Work to be completed »
Can the data below be echoed back word for word?

Entries provided »
-- Begin --

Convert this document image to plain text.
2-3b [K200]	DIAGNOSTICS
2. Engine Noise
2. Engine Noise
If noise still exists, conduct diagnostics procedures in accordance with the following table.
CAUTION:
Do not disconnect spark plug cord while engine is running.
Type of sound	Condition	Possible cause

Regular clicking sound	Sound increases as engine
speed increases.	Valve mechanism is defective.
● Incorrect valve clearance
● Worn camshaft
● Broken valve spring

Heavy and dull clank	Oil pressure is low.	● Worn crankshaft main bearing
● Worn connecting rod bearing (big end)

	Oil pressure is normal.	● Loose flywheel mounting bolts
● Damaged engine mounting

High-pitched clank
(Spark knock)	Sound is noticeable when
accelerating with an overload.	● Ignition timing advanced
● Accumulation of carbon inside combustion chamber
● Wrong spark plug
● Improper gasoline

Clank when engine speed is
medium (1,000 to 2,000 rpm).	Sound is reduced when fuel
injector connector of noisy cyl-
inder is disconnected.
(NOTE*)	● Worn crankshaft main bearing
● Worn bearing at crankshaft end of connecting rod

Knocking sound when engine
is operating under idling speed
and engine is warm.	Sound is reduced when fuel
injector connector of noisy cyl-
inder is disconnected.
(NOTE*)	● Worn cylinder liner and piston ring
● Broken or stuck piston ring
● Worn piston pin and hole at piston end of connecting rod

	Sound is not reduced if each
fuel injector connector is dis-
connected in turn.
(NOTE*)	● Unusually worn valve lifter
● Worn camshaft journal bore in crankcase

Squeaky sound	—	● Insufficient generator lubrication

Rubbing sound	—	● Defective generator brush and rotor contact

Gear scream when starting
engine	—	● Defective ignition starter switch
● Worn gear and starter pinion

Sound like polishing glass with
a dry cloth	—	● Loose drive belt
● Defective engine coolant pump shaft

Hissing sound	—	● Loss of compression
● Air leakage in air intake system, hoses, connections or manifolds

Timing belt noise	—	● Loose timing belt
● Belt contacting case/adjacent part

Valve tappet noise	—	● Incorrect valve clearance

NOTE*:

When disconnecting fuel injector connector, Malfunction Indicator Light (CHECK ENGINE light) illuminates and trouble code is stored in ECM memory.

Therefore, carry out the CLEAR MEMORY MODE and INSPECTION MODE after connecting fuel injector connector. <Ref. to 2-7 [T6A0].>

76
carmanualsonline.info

-- End --

Response »
Convert this document image to plain text.
2-3b [K200]	DIAGNOSTICS
2. Engine Noise
2. Engine Noise
If noise still exists, conduct diagnostics procedures in accordance with the following table.
CAUTION:
Do not disconnect spark plug cord while engine is running.
Type of sound	Condition	Possible cause

Regular clicking sound	Sound increases as engine
speed increases.	Valve mechanism is defective.
● Incorrect valve clearance
● Worn camshaft
● Broken valve spring

Heavy and dull clank	Oil pressure is low.	● Worn crankshaft main bearing
● Worn connecting rod bearing (big end)

	Oil pressure is normal.	● Loose flywheel mounting bolts
● Damaged engine mounting

High-pitched clank
(Spark knock)	Sound is noticeable when
accelerating with an overload.	● Ignition timing advanced
● Accumulation of carbon inside combustion chamber
● Wrong spark plug
● Improper gasoline

Clank when engine speed is
medium (1,000 to 2,000 rpm).	Sound is reduced when fuel
injector connector of noisy cyl-
inder is disconnected.
(NOTE*)	● Worn crankshaft main bearing
● Worn bearing at crankshaft end of connecting rod

Knocking sound when engine
is operating under idling speed
and engine is warm.	Sound is reduced when fuel
injector connector of noisy cyl-
inder is disconnected.
(NOTE*)	● Worn cylinder liner and piston ring
● Broken or stuck piston ring
● Worn piston pin and hole at piston end of connecting rod

	Sound is not reduced if each
fuel injector connector is dis-
connected in turn.
(NOTE*)	● Unusually worn valve lifter
● Worn camshaft journal bore in crankcase

Squeaky sound	—	● Insufficient generator lubrication

Rubbing sound	—	● Defective generator brush and rotor contact

Gear scream when starting
engine	—	● Defective ignition starter switch
● Worn gear and starter pinion

Sound like polishing glass with
a dry cloth	—	● Loose drive belt
● Defective engine coolant pump shaft

Hissing sound	—	● Loss of compression
● Air leakage in air intake system, hoses, connections or manifolds

Timing belt noise	—	● Loose timing belt
● Belt contacting case/adjacent part

Valve tappet noise	—	● Incorrect valve clearance

NOTE*:

When disconnecting fuel injector connector, Malfunction Indicator Light (CHECK ENGINE light) illuminates and trouble code is stored in ECM memory.

Therefore, carry out the CLEAR MEMORY MODE and INSPECTION MODE after connecting fuel injector connector. <Ref. to 2-7 [T6A0].>

76
carmanualsonline.info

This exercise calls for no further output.